Passage
***

We put the police powers in bold.
What are Police Powers in Illinois?
They are: the power to regulate for the protection of the public health, safety, morals and welfare; to license; to tax; and to incur debt.
Urban Agricultural Areas in Illinois
The City of Oakland went to the Illinois Municipal Code and found a restriction against urban agricultural areas that a city can regulate if it bears a direct relationship with the public health, safety or welfare.
The only problem was – this law did not exist until 2019 and Oakland had no urban agricultural area. The City of Oakland tried to find any method they could to ban the hemp farming inside its city limits. The City argued that its zoning laws from 1968 qualified as an urban agricultural area. This is not how law works, as statutes do not operate retroactively.
Division 15.4 of the Illinois Municipal Code, titled Municipal Urban Agricultural Areas
The cited statute, 65 ILCS 5/11.4-30(a,) provides in full:
(a) A municipality may not exercise any of its powers to enact ordinances within an urban agricultural area in a manner that would unreasonably restrict or regulate farming practices in contravention of the purposes of this Act unless the restrictions or regulations bear a direct relationship to public health or safety. (Emphasis Added).
The City of Oakland skipped over all the regulatory hurdles to get to its objective of banning hemp. Illinois amended the Illinois Municipal Code in 2019 to provide for urban agriculture and provided protections and procedures for farmers to establish an “urban agricultural area.” We must review Article 11, Division 15.4 of the Code regarding Municipal Urban Agricultural Areas. The City looked straight past the controlling provisions of the Code in search of its desired ends – banning hemp farming in its City limits. The City skipped right over numerous Sections of the Code that requires prior to adopting an ordinance designating an urban agricultural area, the municipality must:
- receive an application for establishing an urban agricultural area [65 ILCS 5/11-15.4-15(a)];
- establish an urban agricultural area committee after receiving an application to so establish one [65 ILCS 5/11-15.4-10(a);
- elect a chair for that committee [65 ILCS 5/11-15.4-10(b)];
- fix a time and place for a public hearing and notify each taxing unit of local government [65 ILCS 5/11-15.4-20];
- publish notice of this hearing in a newspaper of general circulation for days before such hearing [65 ILCS 5/11-15.4-20]; and
- hold the public hearing; allow any interested person – like the Plaintiffs in this case – to appear and voice objections and comments with respect to the hearing [65 ILCS 5/11-15.4-20].
- Only after such public hearing, and in compliance with the procedures as provided in the Code, may the municipality adopt an ordinance establishing and designating an urban agricultural area [65 ILCS 5/11-15.4-20].
The City of Oakland did none of these things in banning hemp farming from its City limits. Instead, it just said that it did, which the court pointed out that it clearly did not and had no ‘urban agricultural area’ to regulate. Therefore, the City’s ban on hemp failed under judicial review. The City of Oakland may try to appeal the decision, but that won’t fix the problems with its hemp ban.
Illinois hemp bans may not be possible in home rule municipalities either because of the State’s comprehensive hemp licensing program, but that issue remains for another day.

***

Recorded information
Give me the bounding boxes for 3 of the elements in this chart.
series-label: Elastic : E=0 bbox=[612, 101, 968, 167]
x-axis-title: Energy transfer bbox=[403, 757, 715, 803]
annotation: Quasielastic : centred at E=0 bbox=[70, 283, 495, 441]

***

Work task
In the passage on Oakland's hemp ban, what did the City argue qualified as an urban agricultural area?

Result for this task
Its zoning laws from 1968.